(begin)

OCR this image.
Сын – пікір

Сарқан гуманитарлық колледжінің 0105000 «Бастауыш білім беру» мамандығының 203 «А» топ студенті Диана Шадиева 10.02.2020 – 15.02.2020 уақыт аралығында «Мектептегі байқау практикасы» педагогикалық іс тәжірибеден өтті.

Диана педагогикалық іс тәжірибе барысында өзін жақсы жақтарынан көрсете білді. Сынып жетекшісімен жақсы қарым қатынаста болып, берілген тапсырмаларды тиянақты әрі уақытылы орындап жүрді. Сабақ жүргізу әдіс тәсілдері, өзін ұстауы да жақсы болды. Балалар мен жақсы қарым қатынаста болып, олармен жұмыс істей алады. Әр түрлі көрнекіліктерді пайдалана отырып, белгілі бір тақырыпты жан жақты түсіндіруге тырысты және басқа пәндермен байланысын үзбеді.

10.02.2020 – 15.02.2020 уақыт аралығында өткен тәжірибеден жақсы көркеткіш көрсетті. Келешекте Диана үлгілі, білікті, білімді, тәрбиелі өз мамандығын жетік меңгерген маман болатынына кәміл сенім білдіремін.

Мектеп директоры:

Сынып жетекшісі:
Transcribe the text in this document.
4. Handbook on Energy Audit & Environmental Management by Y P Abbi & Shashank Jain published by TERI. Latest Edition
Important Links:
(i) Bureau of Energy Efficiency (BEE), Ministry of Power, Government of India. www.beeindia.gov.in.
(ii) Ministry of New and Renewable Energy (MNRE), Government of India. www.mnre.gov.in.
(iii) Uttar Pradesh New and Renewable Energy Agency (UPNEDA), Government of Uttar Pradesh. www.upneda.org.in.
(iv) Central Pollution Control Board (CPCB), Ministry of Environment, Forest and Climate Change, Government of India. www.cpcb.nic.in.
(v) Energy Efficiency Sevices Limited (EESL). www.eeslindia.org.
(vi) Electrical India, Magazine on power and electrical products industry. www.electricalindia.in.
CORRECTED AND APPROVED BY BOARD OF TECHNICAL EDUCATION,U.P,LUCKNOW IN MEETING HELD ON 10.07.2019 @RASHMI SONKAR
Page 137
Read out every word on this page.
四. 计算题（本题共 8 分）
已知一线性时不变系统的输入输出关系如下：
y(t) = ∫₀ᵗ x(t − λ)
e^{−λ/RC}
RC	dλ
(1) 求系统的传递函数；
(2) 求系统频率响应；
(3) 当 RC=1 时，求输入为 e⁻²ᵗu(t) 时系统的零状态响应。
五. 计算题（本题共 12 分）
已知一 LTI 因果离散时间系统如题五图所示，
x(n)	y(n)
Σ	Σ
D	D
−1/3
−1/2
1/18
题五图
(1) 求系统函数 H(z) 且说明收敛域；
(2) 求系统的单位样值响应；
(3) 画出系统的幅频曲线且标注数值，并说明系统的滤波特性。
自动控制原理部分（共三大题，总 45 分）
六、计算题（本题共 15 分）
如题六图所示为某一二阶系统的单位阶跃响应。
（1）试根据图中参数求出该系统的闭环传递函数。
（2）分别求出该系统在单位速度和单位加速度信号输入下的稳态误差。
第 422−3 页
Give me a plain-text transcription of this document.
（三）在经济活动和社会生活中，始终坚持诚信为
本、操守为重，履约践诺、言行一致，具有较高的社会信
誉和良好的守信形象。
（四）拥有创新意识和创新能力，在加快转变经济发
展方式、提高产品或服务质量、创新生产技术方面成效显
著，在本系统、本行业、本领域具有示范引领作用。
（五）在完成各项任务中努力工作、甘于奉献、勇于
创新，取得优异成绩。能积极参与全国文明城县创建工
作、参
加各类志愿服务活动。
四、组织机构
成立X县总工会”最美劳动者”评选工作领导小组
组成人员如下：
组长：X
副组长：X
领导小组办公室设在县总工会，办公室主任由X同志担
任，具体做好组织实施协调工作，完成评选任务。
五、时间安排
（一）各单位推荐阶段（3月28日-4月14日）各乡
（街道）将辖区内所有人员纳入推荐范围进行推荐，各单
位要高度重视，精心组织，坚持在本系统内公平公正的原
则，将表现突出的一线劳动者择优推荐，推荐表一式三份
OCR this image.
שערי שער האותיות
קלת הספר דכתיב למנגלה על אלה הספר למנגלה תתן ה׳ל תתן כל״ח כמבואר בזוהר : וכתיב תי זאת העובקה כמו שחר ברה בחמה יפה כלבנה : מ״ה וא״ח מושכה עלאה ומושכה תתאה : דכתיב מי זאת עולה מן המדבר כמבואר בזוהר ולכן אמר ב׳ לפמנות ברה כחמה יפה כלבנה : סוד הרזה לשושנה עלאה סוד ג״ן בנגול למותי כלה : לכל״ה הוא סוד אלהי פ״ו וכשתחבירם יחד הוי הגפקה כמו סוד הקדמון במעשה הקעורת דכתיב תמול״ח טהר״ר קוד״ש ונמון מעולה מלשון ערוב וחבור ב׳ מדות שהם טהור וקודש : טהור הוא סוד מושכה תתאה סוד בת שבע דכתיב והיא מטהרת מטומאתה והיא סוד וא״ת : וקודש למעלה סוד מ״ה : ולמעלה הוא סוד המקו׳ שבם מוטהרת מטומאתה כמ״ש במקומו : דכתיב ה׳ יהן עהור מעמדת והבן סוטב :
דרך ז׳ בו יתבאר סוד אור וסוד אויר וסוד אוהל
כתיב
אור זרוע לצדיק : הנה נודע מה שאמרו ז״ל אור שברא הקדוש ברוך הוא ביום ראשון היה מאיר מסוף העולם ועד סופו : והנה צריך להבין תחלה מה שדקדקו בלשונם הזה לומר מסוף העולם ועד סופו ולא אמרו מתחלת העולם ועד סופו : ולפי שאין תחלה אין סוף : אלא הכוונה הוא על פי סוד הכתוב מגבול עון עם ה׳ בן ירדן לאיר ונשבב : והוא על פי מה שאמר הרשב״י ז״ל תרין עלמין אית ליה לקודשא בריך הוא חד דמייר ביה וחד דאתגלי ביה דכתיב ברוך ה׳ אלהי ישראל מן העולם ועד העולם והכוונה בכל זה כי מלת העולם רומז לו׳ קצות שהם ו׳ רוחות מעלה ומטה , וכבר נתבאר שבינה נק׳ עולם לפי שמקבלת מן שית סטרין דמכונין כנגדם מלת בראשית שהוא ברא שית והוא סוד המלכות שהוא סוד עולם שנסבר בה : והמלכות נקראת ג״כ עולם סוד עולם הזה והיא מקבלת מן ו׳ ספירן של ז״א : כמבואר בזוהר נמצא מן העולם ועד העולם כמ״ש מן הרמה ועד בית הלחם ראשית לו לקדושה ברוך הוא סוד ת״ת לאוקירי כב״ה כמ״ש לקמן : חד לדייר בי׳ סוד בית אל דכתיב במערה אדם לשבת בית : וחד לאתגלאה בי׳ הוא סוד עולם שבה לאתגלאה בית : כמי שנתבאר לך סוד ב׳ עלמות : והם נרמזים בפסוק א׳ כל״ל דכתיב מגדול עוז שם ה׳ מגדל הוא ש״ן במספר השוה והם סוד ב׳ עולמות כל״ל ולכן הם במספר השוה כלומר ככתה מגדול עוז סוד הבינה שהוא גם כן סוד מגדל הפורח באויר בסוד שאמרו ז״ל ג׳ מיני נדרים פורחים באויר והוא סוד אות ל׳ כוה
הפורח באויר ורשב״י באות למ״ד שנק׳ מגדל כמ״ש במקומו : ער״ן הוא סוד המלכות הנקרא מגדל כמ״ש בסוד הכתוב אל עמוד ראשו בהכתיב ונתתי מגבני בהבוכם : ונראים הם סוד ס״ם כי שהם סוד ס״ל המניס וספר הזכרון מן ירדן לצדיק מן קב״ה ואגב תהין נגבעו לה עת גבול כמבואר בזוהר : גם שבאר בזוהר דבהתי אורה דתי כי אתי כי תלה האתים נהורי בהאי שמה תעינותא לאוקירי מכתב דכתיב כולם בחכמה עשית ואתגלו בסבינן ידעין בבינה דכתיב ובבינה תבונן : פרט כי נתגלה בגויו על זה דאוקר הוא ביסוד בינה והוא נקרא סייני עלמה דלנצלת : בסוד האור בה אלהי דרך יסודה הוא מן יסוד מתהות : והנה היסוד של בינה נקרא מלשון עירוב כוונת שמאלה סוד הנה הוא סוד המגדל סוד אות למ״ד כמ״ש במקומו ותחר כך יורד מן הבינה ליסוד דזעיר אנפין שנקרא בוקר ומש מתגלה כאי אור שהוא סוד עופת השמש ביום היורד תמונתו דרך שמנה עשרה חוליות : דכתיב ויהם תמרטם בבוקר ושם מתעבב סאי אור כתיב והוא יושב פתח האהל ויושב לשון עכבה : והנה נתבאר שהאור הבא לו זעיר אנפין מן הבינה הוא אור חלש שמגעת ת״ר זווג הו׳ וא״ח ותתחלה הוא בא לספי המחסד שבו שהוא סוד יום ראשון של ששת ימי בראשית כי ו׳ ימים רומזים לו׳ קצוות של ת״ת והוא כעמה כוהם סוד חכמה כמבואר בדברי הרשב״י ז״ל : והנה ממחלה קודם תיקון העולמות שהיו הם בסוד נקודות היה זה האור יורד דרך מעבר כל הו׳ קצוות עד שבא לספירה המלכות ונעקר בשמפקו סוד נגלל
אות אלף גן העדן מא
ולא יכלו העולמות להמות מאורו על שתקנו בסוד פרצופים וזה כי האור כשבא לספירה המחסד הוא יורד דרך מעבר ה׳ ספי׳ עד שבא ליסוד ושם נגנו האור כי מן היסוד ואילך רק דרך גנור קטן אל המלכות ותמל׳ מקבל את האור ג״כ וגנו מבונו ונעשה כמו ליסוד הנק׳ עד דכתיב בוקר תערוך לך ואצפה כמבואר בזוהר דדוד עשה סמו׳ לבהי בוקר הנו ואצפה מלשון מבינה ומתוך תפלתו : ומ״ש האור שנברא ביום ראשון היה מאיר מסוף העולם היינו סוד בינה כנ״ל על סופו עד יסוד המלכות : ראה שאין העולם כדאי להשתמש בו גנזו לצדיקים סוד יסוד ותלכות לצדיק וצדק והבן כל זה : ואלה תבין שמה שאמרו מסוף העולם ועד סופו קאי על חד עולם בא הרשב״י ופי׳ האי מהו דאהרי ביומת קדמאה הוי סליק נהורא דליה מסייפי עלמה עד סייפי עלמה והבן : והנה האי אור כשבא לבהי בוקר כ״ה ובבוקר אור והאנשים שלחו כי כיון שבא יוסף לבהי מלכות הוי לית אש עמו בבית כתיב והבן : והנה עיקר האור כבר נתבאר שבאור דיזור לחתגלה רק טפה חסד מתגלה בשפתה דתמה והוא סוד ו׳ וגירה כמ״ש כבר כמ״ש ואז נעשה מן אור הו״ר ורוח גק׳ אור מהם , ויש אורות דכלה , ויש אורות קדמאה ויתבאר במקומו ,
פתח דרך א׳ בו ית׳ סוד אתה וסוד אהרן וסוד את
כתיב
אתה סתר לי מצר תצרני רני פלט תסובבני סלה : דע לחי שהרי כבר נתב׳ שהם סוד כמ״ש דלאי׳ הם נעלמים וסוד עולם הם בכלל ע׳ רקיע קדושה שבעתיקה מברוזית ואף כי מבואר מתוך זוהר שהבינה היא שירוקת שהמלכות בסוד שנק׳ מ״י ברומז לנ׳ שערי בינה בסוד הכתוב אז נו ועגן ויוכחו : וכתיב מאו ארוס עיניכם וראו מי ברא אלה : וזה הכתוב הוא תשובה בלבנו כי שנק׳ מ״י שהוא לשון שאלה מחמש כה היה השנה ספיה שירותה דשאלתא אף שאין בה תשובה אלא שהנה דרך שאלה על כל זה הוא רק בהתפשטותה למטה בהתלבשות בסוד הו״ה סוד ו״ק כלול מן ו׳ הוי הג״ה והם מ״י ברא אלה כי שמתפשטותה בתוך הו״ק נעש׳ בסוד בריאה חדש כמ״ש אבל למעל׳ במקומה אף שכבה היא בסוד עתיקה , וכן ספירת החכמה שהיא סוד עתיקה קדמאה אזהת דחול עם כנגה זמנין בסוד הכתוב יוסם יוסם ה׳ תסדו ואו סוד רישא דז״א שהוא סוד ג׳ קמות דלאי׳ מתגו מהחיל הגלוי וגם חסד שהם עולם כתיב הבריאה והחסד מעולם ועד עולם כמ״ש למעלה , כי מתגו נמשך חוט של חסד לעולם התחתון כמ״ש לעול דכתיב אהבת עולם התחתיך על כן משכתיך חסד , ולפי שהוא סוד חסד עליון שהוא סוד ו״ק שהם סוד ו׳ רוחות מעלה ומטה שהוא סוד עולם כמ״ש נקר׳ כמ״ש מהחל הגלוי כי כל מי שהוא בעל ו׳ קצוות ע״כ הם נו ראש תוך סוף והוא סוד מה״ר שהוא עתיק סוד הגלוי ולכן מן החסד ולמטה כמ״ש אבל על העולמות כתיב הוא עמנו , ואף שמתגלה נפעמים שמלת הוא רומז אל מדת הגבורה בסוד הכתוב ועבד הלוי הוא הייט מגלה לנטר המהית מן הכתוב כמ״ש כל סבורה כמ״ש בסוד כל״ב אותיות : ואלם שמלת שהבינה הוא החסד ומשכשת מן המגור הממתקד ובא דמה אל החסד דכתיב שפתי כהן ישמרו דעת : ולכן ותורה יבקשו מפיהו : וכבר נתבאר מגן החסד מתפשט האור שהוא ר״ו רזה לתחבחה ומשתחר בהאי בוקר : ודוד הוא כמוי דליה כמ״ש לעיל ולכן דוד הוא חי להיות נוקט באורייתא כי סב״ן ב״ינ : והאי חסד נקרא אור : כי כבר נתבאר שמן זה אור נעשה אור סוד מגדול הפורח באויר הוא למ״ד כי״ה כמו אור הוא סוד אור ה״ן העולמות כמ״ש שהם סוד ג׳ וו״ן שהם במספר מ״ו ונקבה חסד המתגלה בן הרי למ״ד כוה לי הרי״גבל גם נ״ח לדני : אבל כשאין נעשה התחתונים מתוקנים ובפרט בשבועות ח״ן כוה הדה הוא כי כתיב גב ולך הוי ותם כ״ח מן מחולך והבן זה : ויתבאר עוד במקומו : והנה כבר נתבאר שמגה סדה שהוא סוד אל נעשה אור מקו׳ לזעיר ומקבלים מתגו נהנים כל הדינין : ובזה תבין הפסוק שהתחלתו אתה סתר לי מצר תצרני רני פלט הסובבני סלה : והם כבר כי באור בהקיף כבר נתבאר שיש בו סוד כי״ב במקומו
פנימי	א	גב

(end)

What is required — Extract each line from the listing that holds the word "тәжірибеден".

Full solution —
Сарқан гуманитарлық колледжінің 0105000 «Бастауыш білім беру» мамандығының 203 «А» топ студенті Диана Шадиева 10.02.2020 – 15.02.2020 уақыт аралығында «Мектептегі байқау практикасы» педагогикалық іс тәжірибеден өтті.
10.02.2020 – 15.02.2020 уақыт аралығында өткен тәжірибеден жақсы көркеткіш көрсетті. Келешекте Диана үлгілі, білікті, білімді, тәрбиелі өз мамандығын жетік меңгерген маман болатынына кәміл сенім білдіремін.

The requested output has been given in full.